• [What the task requires]:
Extract the whole listing as it stands. Do not include the pictures.

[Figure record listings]
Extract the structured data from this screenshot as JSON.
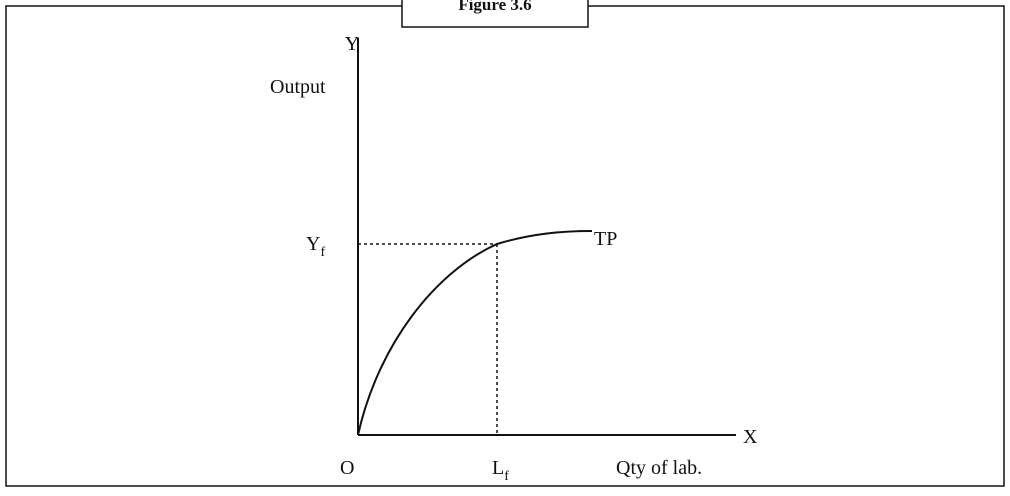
{
  "figure": {
    "title": "Figure 3.6"
  },
  "axes": {
    "y_name": "Y",
    "y_label": "Output",
    "x_name": "X",
    "x_label": "Qty of lab.",
    "origin": "O"
  },
  "curve": {
    "label": "TP"
  },
  "points": {
    "y_level": {
      "main": "Y",
      "sub": "f"
    },
    "x_level": {
      "main": "L",
      "sub": "f"
    }
  }
}
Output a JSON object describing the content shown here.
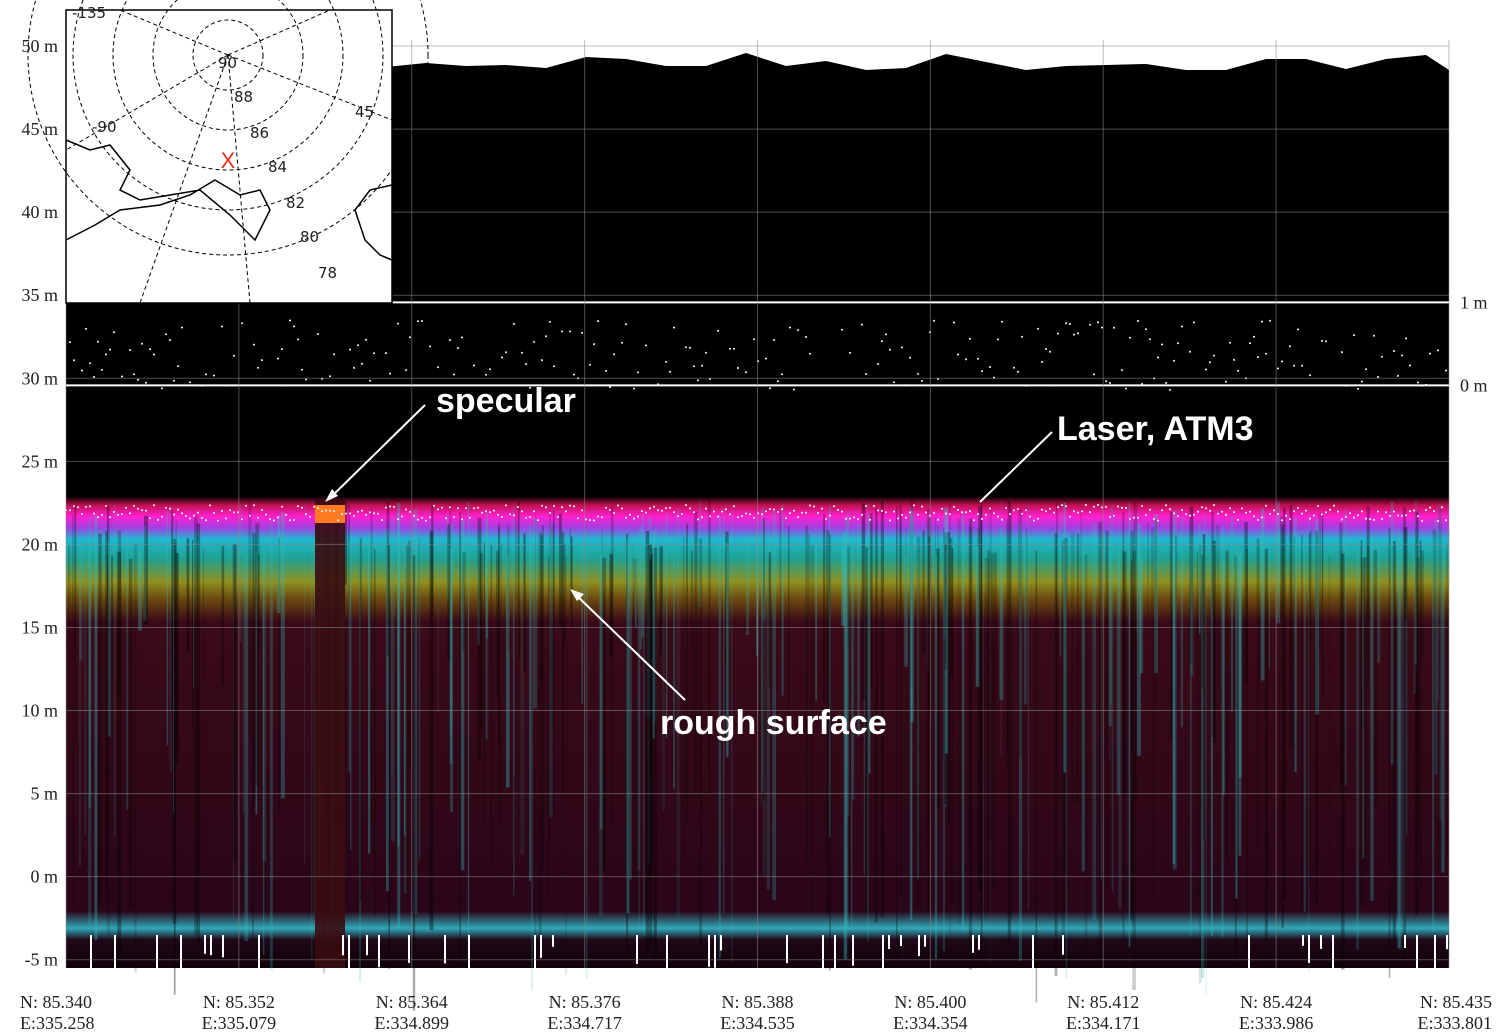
{
  "chart_data": {
    "type": "heatmap",
    "yticks": [
      {
        "value": 50,
        "label": "50 m"
      },
      {
        "value": 45,
        "label": "45 m"
      },
      {
        "value": 40,
        "label": "40 m"
      },
      {
        "value": 35,
        "label": "35 m"
      },
      {
        "value": 30,
        "label": "30 m"
      },
      {
        "value": 25,
        "label": "25 m"
      },
      {
        "value": 20,
        "label": "20 m"
      },
      {
        "value": 15,
        "label": "15 m"
      },
      {
        "value": 10,
        "label": "10 m"
      },
      {
        "value": 5,
        "label": "5 m"
      },
      {
        "value": 0,
        "label": "0 m"
      },
      {
        "value": -5,
        "label": "-5 m"
      }
    ],
    "ylim": [
      -5.5,
      51
    ],
    "y2ticks": [
      {
        "value": 1,
        "label": "1 m"
      },
      {
        "value": 0,
        "label": "0 m"
      }
    ],
    "y2lim": [
      -7.02,
      4.29
    ],
    "x_labels": [
      {
        "north": "N: 85.340",
        "east": "E:335.258"
      },
      {
        "north": "N: 85.352",
        "east": "E:335.079"
      },
      {
        "north": "N: 85.364",
        "east": "E:334.899"
      },
      {
        "north": "N: 85.376",
        "east": "E:334.717"
      },
      {
        "north": "N: 85.388",
        "east": "E:334.535"
      },
      {
        "north": "N: 85.400",
        "east": "E:334.354"
      },
      {
        "north": "N: 85.412",
        "east": "E:334.171"
      },
      {
        "north": "N: 85.424",
        "east": "E:333.986"
      },
      {
        "north": "N: 85.435",
        "east": "E:333.801"
      }
    ],
    "grid": true,
    "annotations": [
      "specular",
      "Laser, ATM3",
      "rough surface"
    ]
  },
  "inset": {
    "labels": [
      "-135",
      "90",
      "88",
      "86",
      "84",
      "82",
      "80",
      "78",
      "-90",
      "45"
    ],
    "marker": "X"
  }
}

• [The result]:
Extract the structured data from this screenshot as JSON.
{
  "figure": {
    "title": "Figure 3.6"
  },
  "axes": {
    "y_name": "Y",
    "y_label": "Output",
    "x_name": "X",
    "x_label": "Qty of lab.",
    "origin": "O"
  },
  "curve": {
    "label": "TP"
  },
  "points": {
    "y_level": {
      "main": "Y",
      "sub": "f"
    },
    "x_level": {
      "main": "L",
      "sub": "f"
    }
  }
}
Output a JSON object describing the content shown here.
{
  "chart_data": {
    "type": "heatmap",
    "yticks": [
      {
        "value": 50,
        "label": "50 m"
      },
      {
        "value": 45,
        "label": "45 m"
      },
      {
        "value": 40,
        "label": "40 m"
      },
      {
        "value": 35,
        "label": "35 m"
      },
      {
        "value": 30,
        "label": "30 m"
      },
      {
        "value": 25,
        "label": "25 m"
      },
      {
        "value": 20,
        "label": "20 m"
      },
      {
        "value": 15,
        "label": "15 m"
      },
      {
        "value": 10,
        "label": "10 m"
      },
      {
        "value": 5,
        "label": "5 m"
      },
      {
        "value": 0,
        "label": "0 m"
      },
      {
        "value": -5,
        "label": "-5 m"
      }
    ],
    "ylim": [
      -5.5,
      51
    ],
    "y2ticks": [
      {
        "value": 1,
        "label": "1 m"
      },
      {
        "value": 0,
        "label": "0 m"
      }
    ],
    "y2lim": [
      -7.02,
      4.29
    ],
    "x_labels": [
      {
        "north": "N: 85.340",
        "east": "E:335.258"
      },
      {
        "north": "N: 85.352",
        "east": "E:335.079"
      },
      {
        "north": "N: 85.364",
        "east": "E:334.899"
      },
      {
        "north": "N: 85.376",
        "east": "E:334.717"
      },
      {
        "north": "N: 85.388",
        "east": "E:334.535"
      },
      {
        "north": "N: 85.400",
        "east": "E:334.354"
      },
      {
        "north": "N: 85.412",
        "east": "E:334.171"
      },
      {
        "north": "N: 85.424",
        "east": "E:333.986"
      },
      {
        "north": "N: 85.435",
        "east": "E:333.801"
      }
    ],
    "grid": true,
    "annotations": [
      "specular",
      "Laser, ATM3",
      "rough surface"
    ]
  },
  "inset": {
    "labels": [
      "-135",
      "90",
      "88",
      "86",
      "84",
      "82",
      "80",
      "78",
      "-90",
      "45"
    ],
    "marker": "X"
  }
}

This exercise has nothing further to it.